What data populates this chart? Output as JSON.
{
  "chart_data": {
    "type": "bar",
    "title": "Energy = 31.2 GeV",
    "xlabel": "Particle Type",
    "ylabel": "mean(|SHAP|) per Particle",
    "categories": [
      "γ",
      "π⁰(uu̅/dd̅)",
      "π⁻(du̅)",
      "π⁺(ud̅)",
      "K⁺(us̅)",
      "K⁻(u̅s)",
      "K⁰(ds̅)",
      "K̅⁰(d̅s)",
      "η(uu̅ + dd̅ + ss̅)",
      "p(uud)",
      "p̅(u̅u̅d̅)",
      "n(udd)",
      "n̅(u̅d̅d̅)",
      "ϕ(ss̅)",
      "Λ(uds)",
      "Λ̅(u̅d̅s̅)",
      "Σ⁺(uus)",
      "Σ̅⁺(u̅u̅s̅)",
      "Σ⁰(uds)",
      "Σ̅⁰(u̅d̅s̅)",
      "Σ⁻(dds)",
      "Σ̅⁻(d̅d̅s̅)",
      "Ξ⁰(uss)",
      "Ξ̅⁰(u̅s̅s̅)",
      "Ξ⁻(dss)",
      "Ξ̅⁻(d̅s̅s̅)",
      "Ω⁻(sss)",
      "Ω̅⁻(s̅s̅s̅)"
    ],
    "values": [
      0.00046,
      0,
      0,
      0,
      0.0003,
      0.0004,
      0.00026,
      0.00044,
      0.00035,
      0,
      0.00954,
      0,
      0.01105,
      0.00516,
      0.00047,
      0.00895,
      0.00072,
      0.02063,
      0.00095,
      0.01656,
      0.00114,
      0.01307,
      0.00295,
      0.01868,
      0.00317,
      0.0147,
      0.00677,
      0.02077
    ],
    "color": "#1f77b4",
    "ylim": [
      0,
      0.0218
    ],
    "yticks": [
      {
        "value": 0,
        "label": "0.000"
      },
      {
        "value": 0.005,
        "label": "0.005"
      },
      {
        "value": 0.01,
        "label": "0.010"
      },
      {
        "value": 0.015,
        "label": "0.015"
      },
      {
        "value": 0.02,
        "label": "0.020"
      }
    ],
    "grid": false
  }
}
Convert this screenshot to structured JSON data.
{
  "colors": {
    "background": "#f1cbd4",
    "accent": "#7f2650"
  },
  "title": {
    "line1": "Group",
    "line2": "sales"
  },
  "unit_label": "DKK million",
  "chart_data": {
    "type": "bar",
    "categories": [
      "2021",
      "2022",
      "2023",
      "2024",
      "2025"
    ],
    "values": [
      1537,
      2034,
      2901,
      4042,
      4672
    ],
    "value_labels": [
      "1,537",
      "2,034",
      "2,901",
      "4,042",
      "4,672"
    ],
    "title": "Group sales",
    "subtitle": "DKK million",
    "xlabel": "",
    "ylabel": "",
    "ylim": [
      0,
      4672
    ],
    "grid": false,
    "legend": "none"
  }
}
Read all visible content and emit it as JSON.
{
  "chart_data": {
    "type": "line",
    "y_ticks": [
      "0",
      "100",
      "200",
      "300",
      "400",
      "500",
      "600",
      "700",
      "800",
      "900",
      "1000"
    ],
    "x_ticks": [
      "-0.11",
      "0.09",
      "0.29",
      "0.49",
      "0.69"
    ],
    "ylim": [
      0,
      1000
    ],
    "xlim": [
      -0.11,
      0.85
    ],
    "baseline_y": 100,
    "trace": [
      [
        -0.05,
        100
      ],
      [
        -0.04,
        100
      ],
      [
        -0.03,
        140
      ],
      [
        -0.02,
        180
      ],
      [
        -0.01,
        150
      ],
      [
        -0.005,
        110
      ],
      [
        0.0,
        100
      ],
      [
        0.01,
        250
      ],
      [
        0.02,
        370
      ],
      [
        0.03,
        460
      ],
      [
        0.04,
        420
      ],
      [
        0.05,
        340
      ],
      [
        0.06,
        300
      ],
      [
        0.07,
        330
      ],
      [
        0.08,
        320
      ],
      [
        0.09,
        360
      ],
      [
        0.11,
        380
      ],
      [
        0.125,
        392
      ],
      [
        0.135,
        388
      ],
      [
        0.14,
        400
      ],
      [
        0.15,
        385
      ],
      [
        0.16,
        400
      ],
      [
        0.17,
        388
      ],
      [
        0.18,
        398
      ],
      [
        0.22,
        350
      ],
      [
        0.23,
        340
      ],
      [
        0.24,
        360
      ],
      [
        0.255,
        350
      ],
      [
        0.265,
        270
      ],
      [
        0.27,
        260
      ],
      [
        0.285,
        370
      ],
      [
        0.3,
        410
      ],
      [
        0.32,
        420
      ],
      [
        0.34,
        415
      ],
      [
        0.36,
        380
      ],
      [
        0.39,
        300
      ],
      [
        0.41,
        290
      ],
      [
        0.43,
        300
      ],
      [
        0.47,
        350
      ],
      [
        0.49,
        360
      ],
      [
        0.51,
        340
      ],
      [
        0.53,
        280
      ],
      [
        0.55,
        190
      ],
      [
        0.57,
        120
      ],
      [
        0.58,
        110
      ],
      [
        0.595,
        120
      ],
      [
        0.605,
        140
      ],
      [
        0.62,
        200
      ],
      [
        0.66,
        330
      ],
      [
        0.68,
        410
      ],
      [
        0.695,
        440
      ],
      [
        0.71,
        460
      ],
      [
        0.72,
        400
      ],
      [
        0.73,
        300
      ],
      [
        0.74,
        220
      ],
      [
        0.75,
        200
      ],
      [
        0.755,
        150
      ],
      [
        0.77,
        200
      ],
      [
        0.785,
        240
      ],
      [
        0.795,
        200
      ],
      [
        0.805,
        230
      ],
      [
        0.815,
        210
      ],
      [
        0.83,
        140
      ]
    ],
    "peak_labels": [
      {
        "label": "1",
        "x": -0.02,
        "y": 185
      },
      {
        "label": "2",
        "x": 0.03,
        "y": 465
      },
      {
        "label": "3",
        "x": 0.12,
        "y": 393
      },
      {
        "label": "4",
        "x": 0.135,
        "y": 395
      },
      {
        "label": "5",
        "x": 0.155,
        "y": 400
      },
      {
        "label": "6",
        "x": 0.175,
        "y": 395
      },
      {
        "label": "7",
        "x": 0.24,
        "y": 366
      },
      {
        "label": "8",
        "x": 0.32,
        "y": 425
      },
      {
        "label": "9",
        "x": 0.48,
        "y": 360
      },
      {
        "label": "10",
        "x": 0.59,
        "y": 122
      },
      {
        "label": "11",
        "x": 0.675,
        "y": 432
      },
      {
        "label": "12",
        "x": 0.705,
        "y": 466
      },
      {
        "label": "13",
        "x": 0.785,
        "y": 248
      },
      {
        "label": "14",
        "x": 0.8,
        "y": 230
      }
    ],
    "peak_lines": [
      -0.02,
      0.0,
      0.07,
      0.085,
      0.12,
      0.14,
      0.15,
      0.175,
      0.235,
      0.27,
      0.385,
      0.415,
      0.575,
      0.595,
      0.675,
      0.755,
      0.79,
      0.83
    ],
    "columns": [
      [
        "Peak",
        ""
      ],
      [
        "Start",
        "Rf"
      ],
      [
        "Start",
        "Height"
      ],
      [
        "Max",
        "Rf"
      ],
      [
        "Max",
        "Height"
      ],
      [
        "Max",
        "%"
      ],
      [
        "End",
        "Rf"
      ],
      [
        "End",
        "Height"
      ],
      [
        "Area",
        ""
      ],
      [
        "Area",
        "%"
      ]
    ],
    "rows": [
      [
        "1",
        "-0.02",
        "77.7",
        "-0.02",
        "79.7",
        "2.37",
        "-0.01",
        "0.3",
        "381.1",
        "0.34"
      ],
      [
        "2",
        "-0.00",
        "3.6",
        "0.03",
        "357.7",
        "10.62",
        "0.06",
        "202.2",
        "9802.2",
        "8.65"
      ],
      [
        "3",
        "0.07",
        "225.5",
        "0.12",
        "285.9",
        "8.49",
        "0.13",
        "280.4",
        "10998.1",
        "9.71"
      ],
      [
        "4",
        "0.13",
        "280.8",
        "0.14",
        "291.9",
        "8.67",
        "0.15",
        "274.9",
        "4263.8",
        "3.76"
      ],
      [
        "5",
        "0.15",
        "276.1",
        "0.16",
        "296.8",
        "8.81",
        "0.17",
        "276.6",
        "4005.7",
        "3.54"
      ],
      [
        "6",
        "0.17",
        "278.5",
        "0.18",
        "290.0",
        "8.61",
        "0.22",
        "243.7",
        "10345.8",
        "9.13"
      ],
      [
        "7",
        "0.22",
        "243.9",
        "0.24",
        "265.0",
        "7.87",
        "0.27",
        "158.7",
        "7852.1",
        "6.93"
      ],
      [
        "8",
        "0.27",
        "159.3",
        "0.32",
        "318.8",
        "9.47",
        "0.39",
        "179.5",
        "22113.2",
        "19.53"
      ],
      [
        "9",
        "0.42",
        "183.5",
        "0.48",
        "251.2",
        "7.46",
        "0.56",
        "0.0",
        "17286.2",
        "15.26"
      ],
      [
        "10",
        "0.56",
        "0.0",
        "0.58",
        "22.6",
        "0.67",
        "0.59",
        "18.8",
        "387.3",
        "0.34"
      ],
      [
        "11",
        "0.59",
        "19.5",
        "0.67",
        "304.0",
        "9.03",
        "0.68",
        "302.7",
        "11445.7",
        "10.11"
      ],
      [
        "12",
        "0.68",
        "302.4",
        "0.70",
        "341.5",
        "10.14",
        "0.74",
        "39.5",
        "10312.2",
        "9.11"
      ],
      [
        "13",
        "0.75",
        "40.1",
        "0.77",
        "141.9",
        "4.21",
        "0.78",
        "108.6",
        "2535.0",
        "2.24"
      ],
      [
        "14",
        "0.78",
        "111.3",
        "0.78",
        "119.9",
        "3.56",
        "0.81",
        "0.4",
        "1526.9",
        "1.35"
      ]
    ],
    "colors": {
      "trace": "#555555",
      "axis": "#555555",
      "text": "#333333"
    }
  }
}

.....

Check each line above for the word "this" and copy the ones that have it.

### Task response
What data populates this chart? Output as JSON.
Convert this screenshot to structured JSON data.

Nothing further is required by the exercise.